▶ Written exercise
List every line of the listing that contains the string "abuela", matching case exactly.

▶ Source data
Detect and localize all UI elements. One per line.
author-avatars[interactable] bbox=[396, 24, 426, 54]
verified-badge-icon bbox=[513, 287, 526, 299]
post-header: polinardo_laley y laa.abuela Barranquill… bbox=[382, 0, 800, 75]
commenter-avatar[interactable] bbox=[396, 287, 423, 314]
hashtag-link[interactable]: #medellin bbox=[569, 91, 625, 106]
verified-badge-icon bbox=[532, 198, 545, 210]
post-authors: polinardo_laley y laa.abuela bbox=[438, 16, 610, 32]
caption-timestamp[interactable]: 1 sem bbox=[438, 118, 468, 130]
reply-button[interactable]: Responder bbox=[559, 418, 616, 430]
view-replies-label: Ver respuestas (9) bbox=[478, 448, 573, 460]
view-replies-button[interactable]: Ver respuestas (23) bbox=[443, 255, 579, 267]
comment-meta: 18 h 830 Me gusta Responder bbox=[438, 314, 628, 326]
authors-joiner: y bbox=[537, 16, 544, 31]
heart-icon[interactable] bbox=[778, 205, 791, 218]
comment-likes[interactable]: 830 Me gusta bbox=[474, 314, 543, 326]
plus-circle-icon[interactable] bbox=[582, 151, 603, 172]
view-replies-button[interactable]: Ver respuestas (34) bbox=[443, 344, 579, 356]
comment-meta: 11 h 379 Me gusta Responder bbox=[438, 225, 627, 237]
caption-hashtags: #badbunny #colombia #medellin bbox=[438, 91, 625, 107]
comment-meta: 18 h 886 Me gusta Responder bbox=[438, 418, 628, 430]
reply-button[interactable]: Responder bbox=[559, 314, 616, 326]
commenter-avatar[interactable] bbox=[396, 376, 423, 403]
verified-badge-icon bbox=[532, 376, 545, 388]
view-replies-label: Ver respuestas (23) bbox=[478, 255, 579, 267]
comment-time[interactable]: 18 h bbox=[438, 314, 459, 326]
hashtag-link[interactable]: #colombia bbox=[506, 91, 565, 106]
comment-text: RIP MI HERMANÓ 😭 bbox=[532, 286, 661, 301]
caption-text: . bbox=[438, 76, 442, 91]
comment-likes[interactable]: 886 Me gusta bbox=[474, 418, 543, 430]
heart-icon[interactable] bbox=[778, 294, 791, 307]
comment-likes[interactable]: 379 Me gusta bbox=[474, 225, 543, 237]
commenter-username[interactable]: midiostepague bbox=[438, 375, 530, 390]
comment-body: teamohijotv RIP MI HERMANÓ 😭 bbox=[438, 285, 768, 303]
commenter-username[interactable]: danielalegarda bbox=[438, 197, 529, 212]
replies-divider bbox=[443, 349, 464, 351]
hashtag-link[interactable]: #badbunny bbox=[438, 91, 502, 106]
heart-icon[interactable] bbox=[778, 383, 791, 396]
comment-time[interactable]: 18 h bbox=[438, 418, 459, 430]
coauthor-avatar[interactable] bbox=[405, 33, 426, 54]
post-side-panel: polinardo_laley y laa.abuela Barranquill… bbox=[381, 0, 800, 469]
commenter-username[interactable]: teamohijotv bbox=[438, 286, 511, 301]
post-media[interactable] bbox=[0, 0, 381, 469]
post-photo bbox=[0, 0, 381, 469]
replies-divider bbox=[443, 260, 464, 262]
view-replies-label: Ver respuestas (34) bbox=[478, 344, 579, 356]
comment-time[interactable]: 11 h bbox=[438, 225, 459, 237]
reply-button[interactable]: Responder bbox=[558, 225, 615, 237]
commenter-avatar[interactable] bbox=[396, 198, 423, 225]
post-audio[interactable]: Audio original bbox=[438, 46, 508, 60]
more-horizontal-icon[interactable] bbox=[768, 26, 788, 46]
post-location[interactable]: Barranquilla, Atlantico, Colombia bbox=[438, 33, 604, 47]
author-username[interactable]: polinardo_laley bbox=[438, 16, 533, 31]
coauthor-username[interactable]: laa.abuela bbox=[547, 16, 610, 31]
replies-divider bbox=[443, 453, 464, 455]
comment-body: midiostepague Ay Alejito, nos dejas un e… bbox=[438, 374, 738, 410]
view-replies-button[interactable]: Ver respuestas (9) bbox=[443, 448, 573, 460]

▶ Written answer
post-header: polinardo_laley y laa.abuela Barranquill… bbox=[382, 0, 800, 75]
post-authors: polinardo_laley y laa.abuela bbox=[438, 16, 610, 32]
post-side-panel: polinardo_laley y laa.abuela Barranquill… bbox=[381, 0, 800, 469]
coauthor-username[interactable]: laa.abuela bbox=[547, 16, 610, 31]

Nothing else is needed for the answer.